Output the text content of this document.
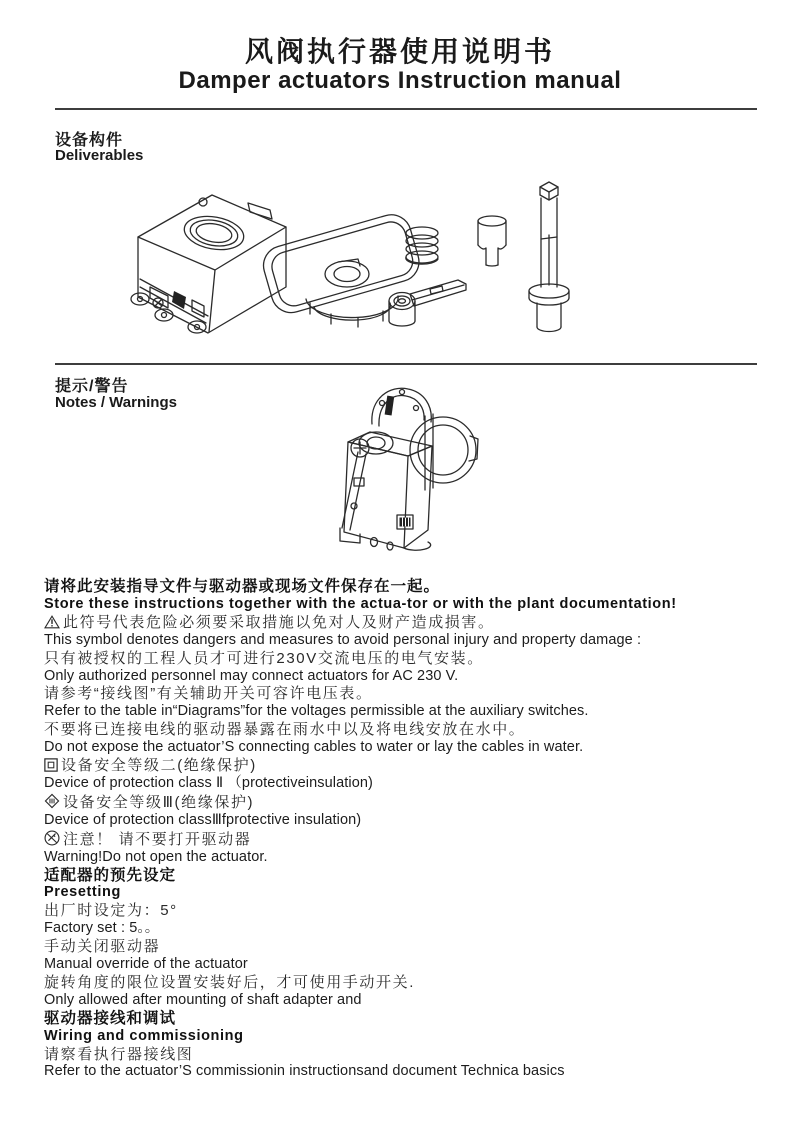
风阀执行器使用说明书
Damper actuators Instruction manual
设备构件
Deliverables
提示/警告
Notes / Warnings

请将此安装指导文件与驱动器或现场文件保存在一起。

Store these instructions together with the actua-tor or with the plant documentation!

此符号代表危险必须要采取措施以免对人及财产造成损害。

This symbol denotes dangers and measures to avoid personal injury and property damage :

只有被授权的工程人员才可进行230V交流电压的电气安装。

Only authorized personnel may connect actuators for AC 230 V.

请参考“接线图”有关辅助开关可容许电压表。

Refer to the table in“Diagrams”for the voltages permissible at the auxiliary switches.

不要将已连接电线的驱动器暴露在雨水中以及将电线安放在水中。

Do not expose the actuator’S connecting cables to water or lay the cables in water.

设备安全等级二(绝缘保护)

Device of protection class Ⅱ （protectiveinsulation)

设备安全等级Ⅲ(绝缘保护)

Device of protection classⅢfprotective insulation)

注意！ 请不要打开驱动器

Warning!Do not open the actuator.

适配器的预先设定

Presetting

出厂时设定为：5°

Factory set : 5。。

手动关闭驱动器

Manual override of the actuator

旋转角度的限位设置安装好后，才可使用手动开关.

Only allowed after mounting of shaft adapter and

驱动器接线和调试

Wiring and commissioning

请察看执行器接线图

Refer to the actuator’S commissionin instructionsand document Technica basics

--

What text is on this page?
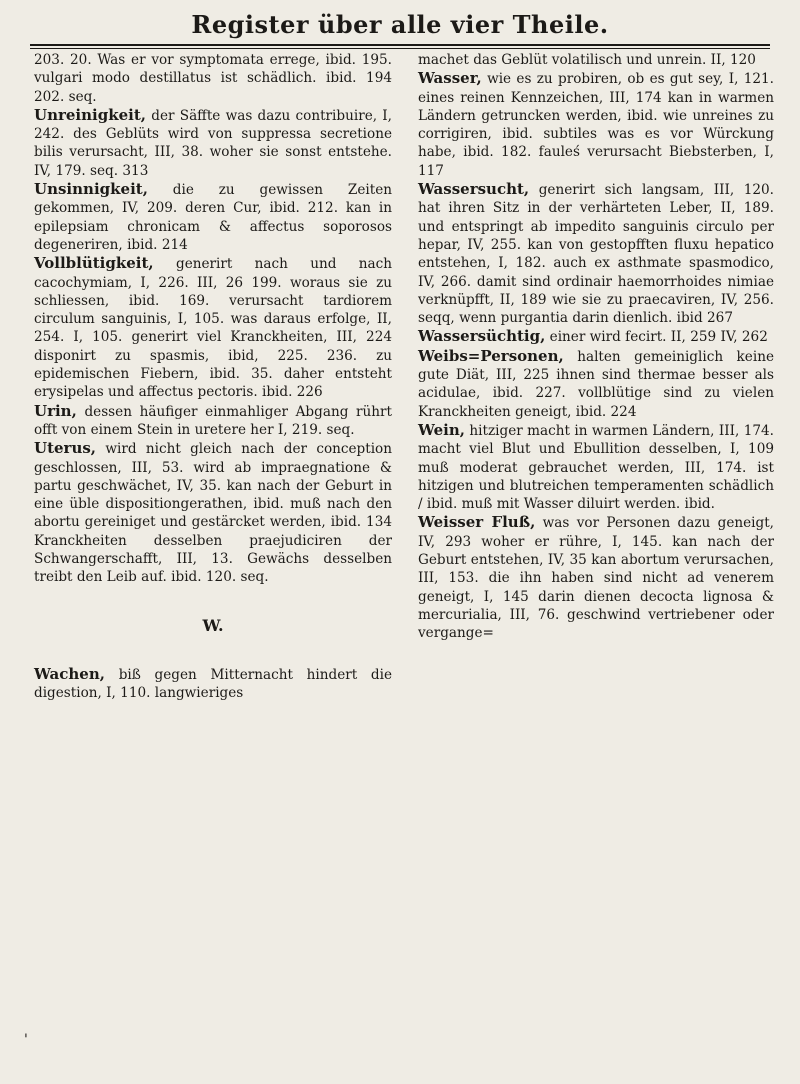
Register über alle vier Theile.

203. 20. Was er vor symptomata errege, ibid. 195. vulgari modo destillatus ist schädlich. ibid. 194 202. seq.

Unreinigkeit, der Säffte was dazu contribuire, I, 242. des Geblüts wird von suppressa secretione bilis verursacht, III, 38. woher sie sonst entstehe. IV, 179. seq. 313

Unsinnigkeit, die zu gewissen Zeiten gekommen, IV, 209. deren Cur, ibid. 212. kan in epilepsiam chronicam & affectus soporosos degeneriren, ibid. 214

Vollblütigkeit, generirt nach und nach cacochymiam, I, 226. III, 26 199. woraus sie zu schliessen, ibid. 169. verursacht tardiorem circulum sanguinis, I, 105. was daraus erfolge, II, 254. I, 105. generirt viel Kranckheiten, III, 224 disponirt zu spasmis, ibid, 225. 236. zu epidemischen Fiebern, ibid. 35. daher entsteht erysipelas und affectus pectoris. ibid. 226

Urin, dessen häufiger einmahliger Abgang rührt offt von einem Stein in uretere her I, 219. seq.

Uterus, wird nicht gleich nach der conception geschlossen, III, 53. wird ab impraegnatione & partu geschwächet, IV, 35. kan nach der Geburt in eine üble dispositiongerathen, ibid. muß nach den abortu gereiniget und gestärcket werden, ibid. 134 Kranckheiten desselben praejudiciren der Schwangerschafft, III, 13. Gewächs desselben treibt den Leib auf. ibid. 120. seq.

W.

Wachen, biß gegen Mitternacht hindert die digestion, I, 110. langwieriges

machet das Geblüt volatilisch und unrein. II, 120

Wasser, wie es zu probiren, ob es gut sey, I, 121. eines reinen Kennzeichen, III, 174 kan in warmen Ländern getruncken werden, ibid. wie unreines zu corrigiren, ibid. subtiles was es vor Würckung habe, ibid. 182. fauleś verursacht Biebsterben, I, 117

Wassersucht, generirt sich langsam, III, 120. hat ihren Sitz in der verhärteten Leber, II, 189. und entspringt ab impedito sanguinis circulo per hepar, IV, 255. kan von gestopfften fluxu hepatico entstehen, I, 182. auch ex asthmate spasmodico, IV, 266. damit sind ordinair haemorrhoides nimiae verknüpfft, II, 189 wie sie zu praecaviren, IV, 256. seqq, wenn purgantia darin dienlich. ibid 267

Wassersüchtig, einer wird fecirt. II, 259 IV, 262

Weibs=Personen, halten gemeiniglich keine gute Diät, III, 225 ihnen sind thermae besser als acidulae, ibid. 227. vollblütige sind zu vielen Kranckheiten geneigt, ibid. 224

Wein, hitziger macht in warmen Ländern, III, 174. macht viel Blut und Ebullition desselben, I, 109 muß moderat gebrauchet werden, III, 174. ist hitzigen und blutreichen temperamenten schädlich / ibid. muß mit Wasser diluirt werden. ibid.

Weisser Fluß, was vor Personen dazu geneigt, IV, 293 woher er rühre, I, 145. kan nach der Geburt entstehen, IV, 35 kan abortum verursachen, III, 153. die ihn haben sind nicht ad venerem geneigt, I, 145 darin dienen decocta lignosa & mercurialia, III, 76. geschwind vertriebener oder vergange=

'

:: Problem statement ::
Collect the complete line wherever the string "Only" appears in the records.

:: Task response ::
Only authorized personnel may connect actuators for AC 230 V.
Only allowed after mounting of shaft adapter and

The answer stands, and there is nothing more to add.